# GIVEN INSTRUCTION:
How many of the lines here include "通行至今"? Answer with a single number.
--- start of DATA ROWS ---
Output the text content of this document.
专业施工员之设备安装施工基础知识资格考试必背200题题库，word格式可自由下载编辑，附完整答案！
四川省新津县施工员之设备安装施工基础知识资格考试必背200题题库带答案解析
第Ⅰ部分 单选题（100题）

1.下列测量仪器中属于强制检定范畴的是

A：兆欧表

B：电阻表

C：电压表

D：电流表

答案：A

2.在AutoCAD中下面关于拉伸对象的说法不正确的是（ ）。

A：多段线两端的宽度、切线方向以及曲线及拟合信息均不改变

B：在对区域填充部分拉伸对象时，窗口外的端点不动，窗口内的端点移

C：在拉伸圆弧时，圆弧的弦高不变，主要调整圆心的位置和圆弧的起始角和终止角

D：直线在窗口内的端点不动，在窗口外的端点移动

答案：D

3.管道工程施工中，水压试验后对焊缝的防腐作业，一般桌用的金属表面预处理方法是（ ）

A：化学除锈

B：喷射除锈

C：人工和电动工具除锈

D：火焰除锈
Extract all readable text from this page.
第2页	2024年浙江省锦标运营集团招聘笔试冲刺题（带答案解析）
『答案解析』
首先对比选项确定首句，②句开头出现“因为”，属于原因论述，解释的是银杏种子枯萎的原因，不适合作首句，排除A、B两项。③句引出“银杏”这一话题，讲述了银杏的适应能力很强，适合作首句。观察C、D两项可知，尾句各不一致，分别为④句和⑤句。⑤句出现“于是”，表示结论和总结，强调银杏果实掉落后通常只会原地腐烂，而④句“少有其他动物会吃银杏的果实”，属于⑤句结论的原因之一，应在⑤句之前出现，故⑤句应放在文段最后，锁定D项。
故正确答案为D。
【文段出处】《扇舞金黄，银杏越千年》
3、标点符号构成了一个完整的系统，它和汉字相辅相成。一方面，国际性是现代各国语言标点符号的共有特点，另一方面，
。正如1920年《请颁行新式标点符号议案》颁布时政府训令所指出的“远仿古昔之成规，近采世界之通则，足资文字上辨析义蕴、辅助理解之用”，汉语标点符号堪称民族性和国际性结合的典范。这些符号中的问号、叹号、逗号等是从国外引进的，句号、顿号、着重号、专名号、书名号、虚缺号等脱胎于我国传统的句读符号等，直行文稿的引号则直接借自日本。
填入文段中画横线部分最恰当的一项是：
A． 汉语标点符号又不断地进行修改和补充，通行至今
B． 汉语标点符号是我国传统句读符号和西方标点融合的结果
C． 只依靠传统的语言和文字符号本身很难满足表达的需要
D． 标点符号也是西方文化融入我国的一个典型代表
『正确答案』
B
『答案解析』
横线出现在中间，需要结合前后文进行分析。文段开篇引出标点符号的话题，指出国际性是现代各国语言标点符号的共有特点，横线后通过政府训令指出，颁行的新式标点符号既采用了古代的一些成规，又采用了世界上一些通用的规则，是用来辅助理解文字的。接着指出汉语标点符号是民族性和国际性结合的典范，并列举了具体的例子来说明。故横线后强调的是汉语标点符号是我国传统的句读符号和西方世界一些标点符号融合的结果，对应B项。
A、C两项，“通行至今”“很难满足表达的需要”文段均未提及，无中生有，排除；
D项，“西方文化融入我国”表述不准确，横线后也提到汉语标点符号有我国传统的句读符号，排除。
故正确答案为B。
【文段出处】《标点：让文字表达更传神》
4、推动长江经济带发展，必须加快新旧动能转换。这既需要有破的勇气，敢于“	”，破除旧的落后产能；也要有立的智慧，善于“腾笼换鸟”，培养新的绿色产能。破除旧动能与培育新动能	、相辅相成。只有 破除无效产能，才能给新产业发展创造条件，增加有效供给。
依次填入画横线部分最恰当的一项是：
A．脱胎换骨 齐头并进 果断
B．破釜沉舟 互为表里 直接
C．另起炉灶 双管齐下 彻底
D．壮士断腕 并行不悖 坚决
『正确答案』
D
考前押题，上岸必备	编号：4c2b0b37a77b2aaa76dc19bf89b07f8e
--- end of DATA ROWS ---
# PROBLEM SOLUTION:
2